▸ Problem requirements
Write the material out again, line by line, exactly as it is.

▸ Task material
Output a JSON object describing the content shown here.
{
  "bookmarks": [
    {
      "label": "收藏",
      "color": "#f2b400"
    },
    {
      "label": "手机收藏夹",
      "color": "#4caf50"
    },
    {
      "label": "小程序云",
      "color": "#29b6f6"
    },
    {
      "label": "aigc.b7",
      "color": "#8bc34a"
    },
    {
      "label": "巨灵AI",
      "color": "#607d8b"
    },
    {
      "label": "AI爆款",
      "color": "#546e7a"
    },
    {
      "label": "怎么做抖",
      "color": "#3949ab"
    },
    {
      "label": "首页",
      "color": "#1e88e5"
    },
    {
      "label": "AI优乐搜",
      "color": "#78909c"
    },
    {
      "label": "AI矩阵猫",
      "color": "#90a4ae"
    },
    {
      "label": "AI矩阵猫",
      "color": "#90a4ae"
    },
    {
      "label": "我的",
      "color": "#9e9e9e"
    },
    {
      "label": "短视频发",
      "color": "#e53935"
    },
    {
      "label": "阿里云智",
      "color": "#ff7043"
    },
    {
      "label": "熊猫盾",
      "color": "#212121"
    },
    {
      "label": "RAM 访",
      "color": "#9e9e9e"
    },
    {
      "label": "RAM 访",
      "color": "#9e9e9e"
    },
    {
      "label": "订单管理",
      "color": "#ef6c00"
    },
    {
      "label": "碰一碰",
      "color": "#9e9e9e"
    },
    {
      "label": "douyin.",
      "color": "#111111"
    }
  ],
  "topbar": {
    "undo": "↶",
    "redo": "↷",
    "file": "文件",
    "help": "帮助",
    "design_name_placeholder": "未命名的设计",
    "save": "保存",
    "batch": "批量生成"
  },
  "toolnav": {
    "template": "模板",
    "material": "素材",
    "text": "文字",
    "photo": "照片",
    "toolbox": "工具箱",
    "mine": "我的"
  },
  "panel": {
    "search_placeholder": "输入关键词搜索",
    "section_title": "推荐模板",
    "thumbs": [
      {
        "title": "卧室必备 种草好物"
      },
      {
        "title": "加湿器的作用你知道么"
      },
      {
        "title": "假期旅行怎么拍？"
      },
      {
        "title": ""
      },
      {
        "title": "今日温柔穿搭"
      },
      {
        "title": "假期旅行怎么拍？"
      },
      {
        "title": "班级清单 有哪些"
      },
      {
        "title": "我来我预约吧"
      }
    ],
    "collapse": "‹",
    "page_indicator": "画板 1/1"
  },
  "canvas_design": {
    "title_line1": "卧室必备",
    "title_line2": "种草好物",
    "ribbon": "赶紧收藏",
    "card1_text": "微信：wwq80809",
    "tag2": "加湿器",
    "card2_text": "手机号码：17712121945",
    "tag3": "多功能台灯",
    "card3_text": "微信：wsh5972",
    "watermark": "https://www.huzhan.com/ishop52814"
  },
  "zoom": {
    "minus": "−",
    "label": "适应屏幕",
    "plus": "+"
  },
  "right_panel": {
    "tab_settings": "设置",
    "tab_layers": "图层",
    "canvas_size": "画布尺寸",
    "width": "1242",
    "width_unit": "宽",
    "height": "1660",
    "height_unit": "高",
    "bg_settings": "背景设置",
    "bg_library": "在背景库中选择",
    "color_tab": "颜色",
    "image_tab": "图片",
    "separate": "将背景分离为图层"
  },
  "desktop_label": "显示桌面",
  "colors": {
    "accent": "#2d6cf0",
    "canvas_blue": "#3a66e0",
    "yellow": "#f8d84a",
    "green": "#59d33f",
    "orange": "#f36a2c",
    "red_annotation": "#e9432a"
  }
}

▸ Written response
Output a JSON object describing the content shown here.
{
  "bookmarks": [
    {
      "label": "收藏",
      "color": "#f2b400"
    },
    {
      "label": "手机收藏夹",
      "color": "#4caf50"
    },
    {
      "label": "小程序云",
      "color": "#29b6f6"
    },
    {
      "label": "aigc.b7",
      "color": "#8bc34a"
    },
    {
      "label": "巨灵AI",
      "color": "#607d8b"
    },
    {
      "label": "AI爆款",
      "color": "#546e7a"
    },
    {
      "label": "怎么做抖",
      "color": "#3949ab"
    },
    {
      "label": "首页",
      "color": "#1e88e5"
    },
    {
      "label": "AI优乐搜",
      "color": "#78909c"
    },
    {
      "label": "AI矩阵猫",
      "color": "#90a4ae"
    },
    {
      "label": "AI矩阵猫",
      "color": "#90a4ae"
    },
    {
      "label": "我的",
      "color": "#9e9e9e"
    },
    {
      "label": "短视频发",
      "color": "#e53935"
    },
    {
      "label": "阿里云智",
      "color": "#ff7043"
    },
    {
      "label": "熊猫盾",
      "color": "#212121"
    },
    {
      "label": "RAM 访",
      "color": "#9e9e9e"
    },
    {
      "label": "RAM 访",
      "color": "#9e9e9e"
    },
    {
      "label": "订单管理",
      "color": "#ef6c00"
    },
    {
      "label": "碰一碰",
      "color": "#9e9e9e"
    },
    {
      "label": "douyin.",
      "color": "#111111"
    }
  ],
  "topbar": {
    "undo": "↶",
    "redo": "↷",
    "file": "文件",
    "help": "帮助",
    "design_name_placeholder": "未命名的设计",
    "save": "保存",
    "batch": "批量生成"
  },
  "toolnav": {
    "template": "模板",
    "material": "素材",
    "text": "文字",
    "photo": "照片",
    "toolbox": "工具箱",
    "mine": "我的"
  },
  "panel": {
    "search_placeholder": "输入关键词搜索",
    "section_title": "推荐模板",
    "thumbs": [
      {
        "title": "卧室必备 种草好物"
      },
      {
        "title": "加湿器的作用你知道么"
      },
      {
        "title": "假期旅行怎么拍？"
      },
      {
        "title": ""
      },
      {
        "title": "今日温柔穿搭"
      },
      {
        "title": "假期旅行怎么拍？"
      },
      {
        "title": "班级清单 有哪些"
      },
      {
        "title": "我来我预约吧"
      }
    ],
    "collapse": "‹",
    "page_indicator": "画板 1/1"
  },
  "canvas_design": {
    "title_line1": "卧室必备",
    "title_line2": "种草好物",
    "ribbon": "赶紧收藏",
    "card1_text": "微信：wwq80809",
    "tag2": "加湿器",
    "card2_text": "手机号码：17712121945",
    "tag3": "多功能台灯",
    "card3_text": "微信：wsh5972",
    "watermark": "https://www.huzhan.com/ishop52814"
  },
  "zoom": {
    "minus": "−",
    "label": "适应屏幕",
    "plus": "+"
  },
  "right_panel": {
    "tab_settings": "设置",
    "tab_layers": "图层",
    "canvas_size": "画布尺寸",
    "width": "1242",
    "width_unit": "宽",
    "height": "1660",
    "height_unit": "高",
    "bg_settings": "背景设置",
    "bg_library": "在背景库中选择",
    "color_tab": "颜色",
    "image_tab": "图片",
    "separate": "将背景分离为图层"
  },
  "desktop_label": "显示桌面",
  "colors": {
    "accent": "#2d6cf0",
    "canvas_blue": "#3a66e0",
    "yellow": "#f8d84a",
    "green": "#59d33f",
    "orange": "#f36a2c",
    "red_annotation": "#e9432a"
  }
}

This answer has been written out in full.